PROBLEM STATEMENT. Work out how many lines of the listing hold the string "PEREZ", then answer with that number and nothing else.

ENTRIES.
<<<<
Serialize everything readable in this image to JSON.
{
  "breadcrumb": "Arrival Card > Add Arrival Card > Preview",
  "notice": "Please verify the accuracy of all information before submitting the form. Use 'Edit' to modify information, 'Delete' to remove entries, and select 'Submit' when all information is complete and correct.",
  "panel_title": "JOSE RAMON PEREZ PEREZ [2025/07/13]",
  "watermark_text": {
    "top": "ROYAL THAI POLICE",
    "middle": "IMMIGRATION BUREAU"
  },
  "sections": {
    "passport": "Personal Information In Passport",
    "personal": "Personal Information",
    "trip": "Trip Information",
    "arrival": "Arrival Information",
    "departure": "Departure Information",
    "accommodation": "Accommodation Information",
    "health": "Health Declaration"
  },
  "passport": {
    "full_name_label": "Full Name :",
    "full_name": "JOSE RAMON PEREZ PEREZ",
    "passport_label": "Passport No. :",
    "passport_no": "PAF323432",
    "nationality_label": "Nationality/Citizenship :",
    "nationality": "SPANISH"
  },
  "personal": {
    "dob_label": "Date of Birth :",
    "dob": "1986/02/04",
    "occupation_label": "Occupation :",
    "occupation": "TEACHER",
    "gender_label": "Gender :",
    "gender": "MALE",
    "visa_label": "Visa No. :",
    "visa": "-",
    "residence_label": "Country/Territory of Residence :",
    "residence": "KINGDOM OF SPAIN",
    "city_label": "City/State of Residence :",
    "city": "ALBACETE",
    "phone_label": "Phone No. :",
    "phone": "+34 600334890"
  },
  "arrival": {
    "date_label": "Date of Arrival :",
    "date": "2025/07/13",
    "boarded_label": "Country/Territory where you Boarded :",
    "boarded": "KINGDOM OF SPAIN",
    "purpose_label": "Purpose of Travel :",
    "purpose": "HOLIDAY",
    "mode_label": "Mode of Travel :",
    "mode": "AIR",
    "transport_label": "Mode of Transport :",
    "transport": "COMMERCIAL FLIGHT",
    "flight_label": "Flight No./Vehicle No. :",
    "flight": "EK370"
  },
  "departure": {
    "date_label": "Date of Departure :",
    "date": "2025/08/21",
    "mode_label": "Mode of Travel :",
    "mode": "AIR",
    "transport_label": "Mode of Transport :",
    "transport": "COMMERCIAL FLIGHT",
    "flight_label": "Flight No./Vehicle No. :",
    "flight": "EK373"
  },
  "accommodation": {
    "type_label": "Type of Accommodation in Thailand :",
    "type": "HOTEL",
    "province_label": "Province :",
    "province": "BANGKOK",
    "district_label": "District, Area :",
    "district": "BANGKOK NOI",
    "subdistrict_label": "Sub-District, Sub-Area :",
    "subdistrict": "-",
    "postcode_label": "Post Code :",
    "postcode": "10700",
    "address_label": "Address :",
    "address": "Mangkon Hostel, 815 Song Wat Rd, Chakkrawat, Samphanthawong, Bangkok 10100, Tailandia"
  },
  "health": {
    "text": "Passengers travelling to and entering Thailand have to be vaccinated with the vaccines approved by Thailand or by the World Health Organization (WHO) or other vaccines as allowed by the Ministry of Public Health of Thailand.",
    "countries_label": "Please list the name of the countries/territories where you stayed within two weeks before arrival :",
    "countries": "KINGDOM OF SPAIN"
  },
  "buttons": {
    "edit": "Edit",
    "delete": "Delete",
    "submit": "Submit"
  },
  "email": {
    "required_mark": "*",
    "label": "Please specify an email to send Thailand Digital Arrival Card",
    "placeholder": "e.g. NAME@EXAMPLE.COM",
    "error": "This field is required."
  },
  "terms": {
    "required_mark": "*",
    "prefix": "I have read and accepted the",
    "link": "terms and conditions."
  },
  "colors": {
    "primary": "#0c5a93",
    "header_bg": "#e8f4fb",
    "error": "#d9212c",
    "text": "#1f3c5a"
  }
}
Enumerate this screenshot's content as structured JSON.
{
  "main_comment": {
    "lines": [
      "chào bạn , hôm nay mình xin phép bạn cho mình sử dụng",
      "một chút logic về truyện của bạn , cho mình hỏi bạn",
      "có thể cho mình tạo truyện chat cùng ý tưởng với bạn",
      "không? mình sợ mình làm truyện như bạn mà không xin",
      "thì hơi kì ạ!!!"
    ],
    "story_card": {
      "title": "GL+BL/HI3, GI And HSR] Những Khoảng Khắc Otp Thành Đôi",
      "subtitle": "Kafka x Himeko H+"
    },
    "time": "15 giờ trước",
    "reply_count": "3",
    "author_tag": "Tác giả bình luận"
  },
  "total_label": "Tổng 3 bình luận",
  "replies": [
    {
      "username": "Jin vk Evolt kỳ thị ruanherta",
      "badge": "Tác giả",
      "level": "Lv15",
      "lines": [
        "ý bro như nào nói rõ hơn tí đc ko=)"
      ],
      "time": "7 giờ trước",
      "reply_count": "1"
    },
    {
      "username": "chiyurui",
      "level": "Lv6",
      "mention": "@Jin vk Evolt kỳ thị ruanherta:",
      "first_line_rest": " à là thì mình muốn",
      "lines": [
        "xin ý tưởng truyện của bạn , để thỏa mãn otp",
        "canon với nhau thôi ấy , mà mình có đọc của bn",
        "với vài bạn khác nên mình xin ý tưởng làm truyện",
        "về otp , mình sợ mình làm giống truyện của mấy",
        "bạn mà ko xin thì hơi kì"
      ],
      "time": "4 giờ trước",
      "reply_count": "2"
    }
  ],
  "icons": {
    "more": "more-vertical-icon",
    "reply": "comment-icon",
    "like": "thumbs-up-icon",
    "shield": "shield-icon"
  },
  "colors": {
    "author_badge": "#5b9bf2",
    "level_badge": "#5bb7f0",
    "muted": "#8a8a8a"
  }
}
>>>>
SOLUTION. 2